◆ Passage:
Rank features groups obs #622

eroell · 2023-12-06T11:00:16Z

PR Checklist

This comment contains a description of changes (with reason)
Referenced issue is linked
If you've fixed a bug or added code that should be tested, add tests!
Documentation in docs is updated (via docstrings)

Description of changes
Resolves #593.
As outlined in this issue, this PR adds an additional functionality for the user to use rank_features_groups: for the .obs field only (as opposed to using .X/.layers).
It does so by allowing the user to specify an additional argument rank_obs_columns in rank_features_groups. It is by default None, and takes the values "all" or a list of keys if only a selection of observation columns is wished/meaningful to be ranked.

Technical details
Uses move_to_x and encode (autodetect=True, encodings="label"). Makes no changes to the passed adata except for adding the respective entries in adata.uns.

◆ Objective: Resume the pull request description about ranking .obs columns with rank_features_groups, starting right after its final sentence.

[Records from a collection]

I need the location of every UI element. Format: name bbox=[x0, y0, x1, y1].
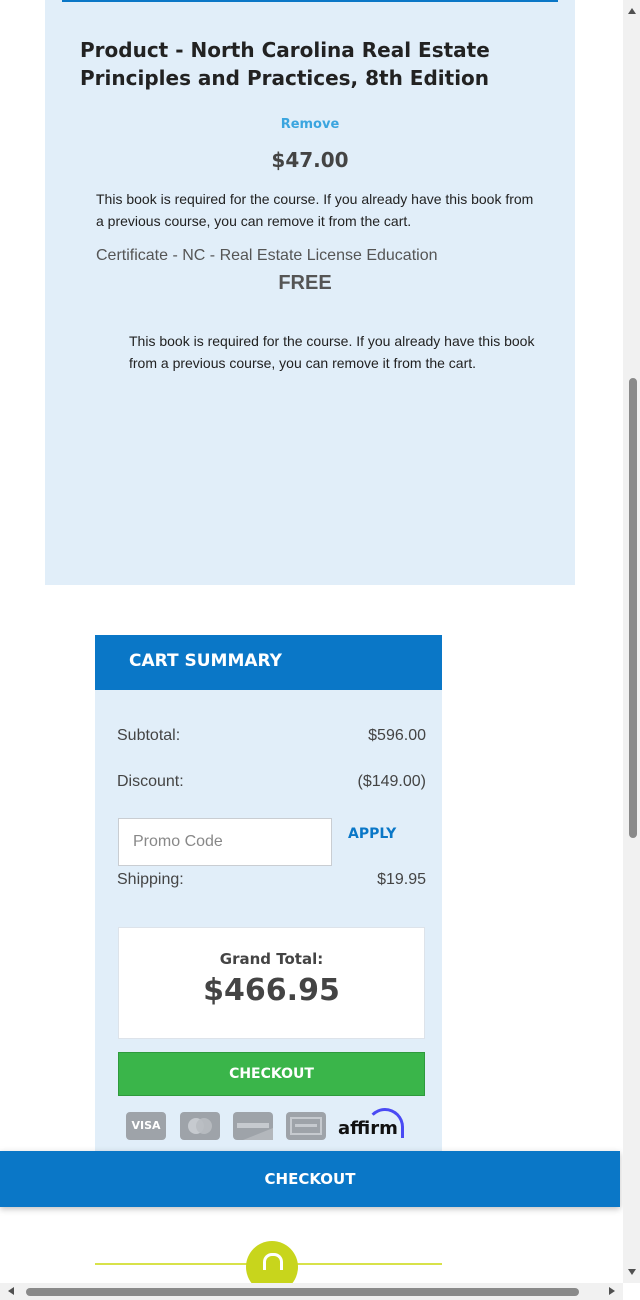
discount-label: Discount: bbox=[117, 773, 184, 790]
product-note: This book is required for the course. If… bbox=[96, 191, 534, 229]
sticky-checkout-button[interactable]: CHECKOUT bbox=[0, 1151, 620, 1207]
lock-shackle-icon bbox=[263, 1253, 283, 1270]
horizontal-scroll-thumb[interactable] bbox=[26, 1288, 579, 1296]
product-price: $47.00 bbox=[271, 148, 349, 172]
product-panel: Product - North Carolina Real Estate Pri… bbox=[45, 0, 575, 585]
checkout-button[interactable]: CHECKOUT bbox=[118, 1052, 425, 1096]
mastercard-icon bbox=[180, 1112, 220, 1140]
cart-summary: CART SUMMARY Subtotal: $596.00 Discount:… bbox=[95, 635, 442, 1155]
apply-button[interactable]: APPLY bbox=[348, 826, 396, 842]
scroll-up-arrow-icon[interactable] bbox=[628, 8, 636, 14]
grand-total-box: Grand Total: $466.95 bbox=[118, 927, 425, 1039]
subtotal-value: $596.00 bbox=[368, 727, 426, 744]
grand-total-label: Grand Total: bbox=[219, 950, 324, 968]
certificate-name: Certificate - NC - Real Estate License E… bbox=[96, 247, 438, 264]
remove-link[interactable]: Remove bbox=[45, 117, 575, 132]
scroll-down-arrow-icon[interactable] bbox=[628, 1269, 636, 1275]
shipping-label: Shipping: bbox=[117, 871, 184, 888]
shipping-value: $19.95 bbox=[377, 871, 426, 888]
certificate-note: This book is required for the course. If… bbox=[129, 333, 535, 371]
grand-total-value: $466.95 bbox=[203, 973, 340, 1008]
vertical-scroll-thumb[interactable] bbox=[629, 378, 637, 838]
scroll-right-arrow-icon[interactable] bbox=[609, 1287, 615, 1295]
discount-value: ($149.00) bbox=[357, 773, 427, 790]
cart-summary-header: CART SUMMARY bbox=[95, 635, 442, 690]
discover-icon bbox=[233, 1112, 273, 1140]
visa-icon: VISA bbox=[126, 1112, 166, 1140]
promo-code-input[interactable] bbox=[118, 818, 332, 866]
subtotal-label: Subtotal: bbox=[117, 727, 181, 744]
cart-summary-title: CART SUMMARY bbox=[129, 651, 282, 671]
certificate-price: FREE bbox=[278, 272, 332, 294]
affirm-logo: affirm bbox=[338, 1108, 408, 1142]
product-title: Product - North Carolina Real Estate Pri… bbox=[80, 38, 490, 90]
vertical-scrollbar[interactable] bbox=[623, 0, 640, 1283]
scroll-left-arrow-icon[interactable] bbox=[8, 1287, 14, 1295]
horizontal-scrollbar[interactable] bbox=[0, 1283, 623, 1300]
top-divider bbox=[62, 0, 558, 2]
american-express-icon bbox=[286, 1112, 326, 1140]
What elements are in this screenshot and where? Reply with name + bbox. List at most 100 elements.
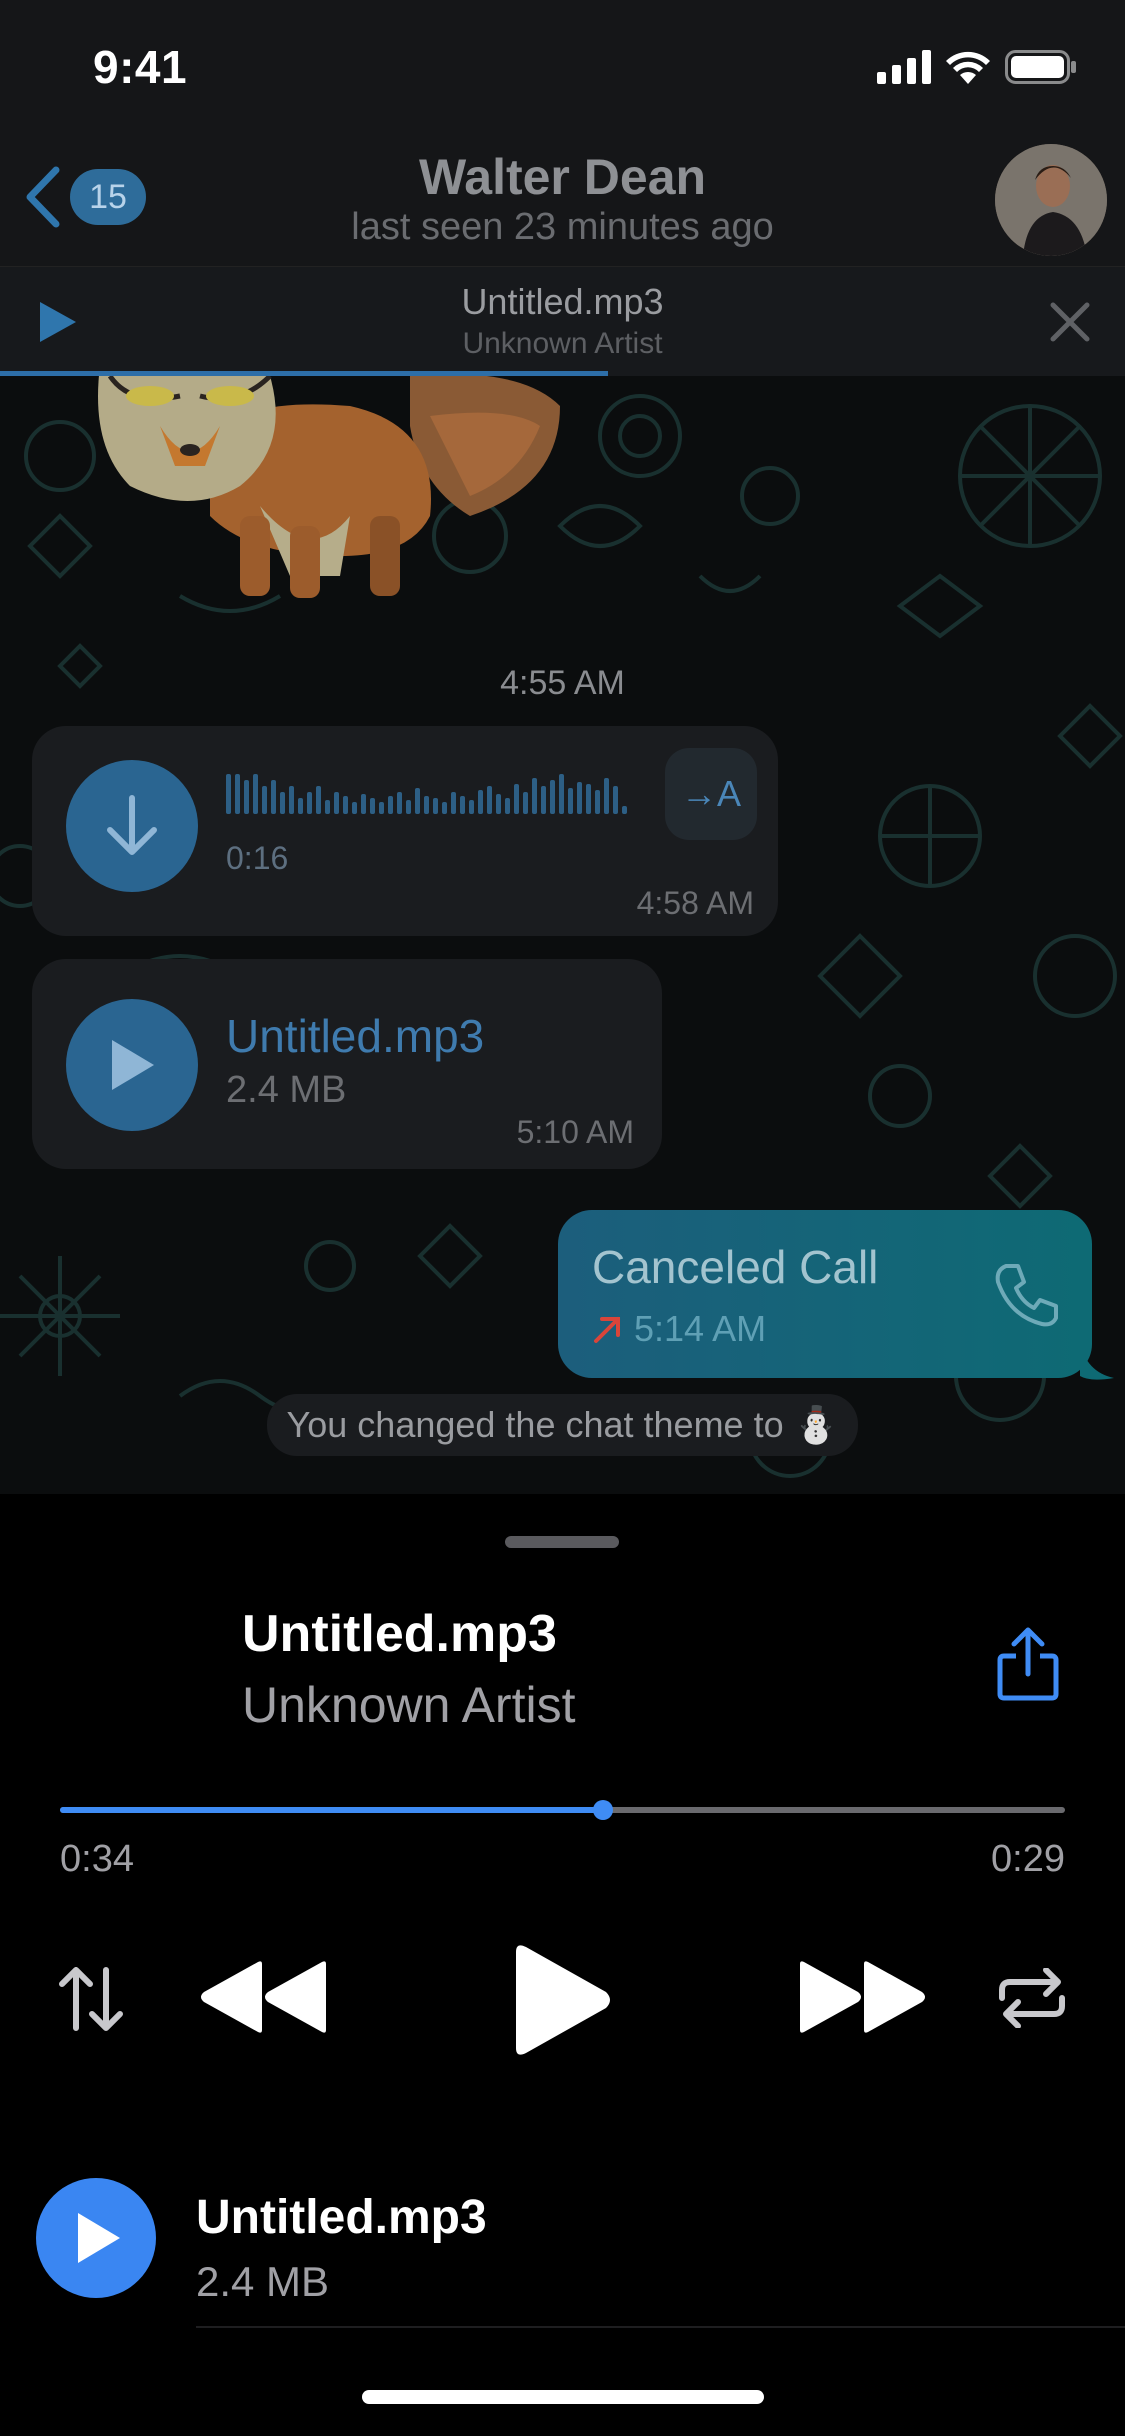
status-icons — [877, 50, 1077, 84]
progress-fill — [60, 1807, 603, 1813]
theme-change-notice: You changed the chat theme to ⛄ — [266, 1394, 859, 1456]
waveform-bar — [613, 786, 618, 814]
waveform-bar — [451, 792, 456, 814]
waveform-bar — [559, 774, 564, 814]
sheet-grabber[interactable] — [505, 1536, 619, 1548]
home-indicator[interactable] — [362, 2390, 764, 2404]
waveform-bar — [325, 800, 330, 814]
waveform-bar — [424, 796, 429, 814]
waveform-bar — [307, 792, 312, 814]
waveform-bar — [469, 800, 474, 814]
waveform-bar — [379, 802, 384, 814]
mini-player-title: Untitled.mp3 — [461, 281, 664, 322]
audio-file-message[interactable]: Untitled.mp3 2.4 MB 5:10 AM — [32, 959, 662, 1169]
waveform-bar — [586, 784, 591, 814]
chat-header: 15 Walter Dean last seen 23 minutes ago — [0, 140, 1125, 266]
waveform-bar — [271, 780, 276, 814]
download-button[interactable] — [66, 760, 198, 892]
waveform-bar — [568, 788, 573, 814]
waveform-bar — [397, 792, 402, 814]
play-icon[interactable] — [508, 1942, 614, 2058]
waveform-bar — [253, 774, 258, 814]
waveform-bar — [550, 780, 555, 814]
message-time: 5:10 AM — [516, 1114, 634, 1150]
fox-sticker[interactable] — [90, 376, 570, 606]
mini-player[interactable]: Untitled.mp3 Unknown Artist — [0, 266, 1125, 376]
waveform-bar — [541, 786, 546, 814]
waveform-bar — [532, 778, 537, 814]
chat-status: last seen 23 minutes ago — [351, 206, 774, 248]
waveform-bar — [433, 798, 438, 814]
play-icon — [78, 2213, 120, 2263]
battery-icon — [1005, 50, 1076, 84]
waveform-bar — [460, 796, 465, 814]
playlist-item[interactable]: Untitled.mp3 2.4 MB — [0, 2176, 1125, 2336]
waveform-bar — [442, 802, 447, 814]
waveform-bar — [343, 796, 348, 814]
waveform-bar — [226, 774, 231, 814]
playlist-item-title: Untitled.mp3 — [196, 2191, 487, 2244]
chat-title[interactable]: Walter Dean — [0, 148, 1125, 206]
file-play-button[interactable] — [66, 999, 198, 1131]
waveform-bar — [604, 778, 609, 814]
voice-waveform[interactable] — [226, 774, 636, 814]
waveform-bar — [289, 786, 294, 814]
divider — [196, 2326, 1125, 2328]
call-message[interactable]: Canceled Call 5:14 AM — [558, 1210, 1092, 1378]
waveform-bar — [505, 798, 510, 814]
fast-forward-icon[interactable] — [796, 1958, 928, 2036]
order-icon[interactable] — [58, 1964, 124, 2034]
file-size: 2.4 MB — [226, 1069, 347, 1111]
play-icon — [112, 1040, 154, 1090]
waveform-bar — [595, 790, 600, 814]
mini-player-artist: Unknown Artist — [462, 327, 663, 360]
waveform-bar — [415, 788, 420, 814]
voice-duration: 0:16 — [226, 840, 289, 876]
waveform-bar — [622, 806, 627, 814]
waveform-bar — [235, 774, 240, 814]
close-icon[interactable] — [1043, 295, 1097, 349]
status-time: 9:41 — [93, 41, 188, 93]
waveform-bar — [262, 786, 267, 814]
waveform-bar — [316, 786, 321, 814]
message-time: 4:58 AM — [636, 885, 754, 921]
signal-icon — [877, 50, 931, 84]
track-artist: Unknown Artist — [242, 1677, 576, 1733]
progress-knob[interactable] — [592, 1800, 613, 1820]
avatar[interactable] — [995, 144, 1107, 256]
arrow-down-icon — [107, 795, 157, 855]
elapsed-time: 0:34 — [60, 1838, 134, 1880]
chat-messages[interactable]: 4:55 AM 0:16 →A 4:58 AM Untitled.mp3 2.4… — [0, 376, 1125, 1494]
waveform-bar — [478, 790, 483, 814]
playlist-play-button[interactable] — [36, 2178, 156, 2298]
playlist-item-size: 2.4 MB — [196, 2258, 330, 2305]
waveform-bar — [370, 798, 375, 814]
outgoing-arrow-icon — [594, 1317, 620, 1343]
share-icon[interactable] — [996, 1626, 1060, 1702]
phone-icon[interactable] — [992, 1260, 1062, 1330]
voice-message[interactable]: 0:16 →A 4:58 AM — [32, 726, 778, 936]
waveform-bar — [280, 792, 285, 814]
file-name: Untitled.mp3 — [226, 1010, 485, 1062]
waveform-bar — [388, 796, 393, 814]
call-meta: 5:14 AM — [592, 1308, 766, 1350]
progress-slider[interactable] — [60, 1800, 1065, 1820]
track-title: Untitled.mp3 — [242, 1605, 557, 1663]
waveform-bar — [577, 782, 582, 814]
date-separator: 4:55 AM — [500, 664, 625, 702]
rewind-icon[interactable] — [198, 1958, 330, 2036]
status-bar: 9:41 — [0, 0, 1125, 140]
waveform-bar — [487, 786, 492, 814]
music-player-sheet: Untitled.mp3 Unknown Artist 0:34 0:29 Un… — [0, 1494, 1125, 2436]
repeat-icon[interactable] — [996, 1968, 1068, 2028]
waveform-bar — [244, 780, 249, 814]
waveform-bar — [352, 802, 357, 814]
call-title: Canceled Call — [592, 1241, 879, 1293]
wifi-icon — [946, 51, 990, 84]
service-message: You changed the chat theme to ⛄ — [0, 1394, 1125, 1456]
waveform-bar — [496, 794, 501, 814]
waveform-bar — [523, 792, 528, 814]
transcribe-button[interactable]: →A — [665, 748, 757, 840]
remaining-time: 0:29 — [991, 1838, 1065, 1880]
waveform-bar — [334, 792, 339, 814]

◆ Written answer:
Questions

What do you think in general?
Remarks on code?
What do you think of this new option for the user? More arguments? Better argument name suggestions?
Should we we want to take care of strange stuff (e.g. dates/times) or expect user to only specify columns that make sense & have it blow up if this is not done properly
More tests?

Additional context
Example:

import ehrapy as ep
import numpy as np
import pandas as pd
import scanpy as sc

def create_dummy_dataset_numerical_in_obs():
    """
    Create a dummy dataset with numerical and non-numerical variables in .obs.
    Also, has numerical variables in .X.
    """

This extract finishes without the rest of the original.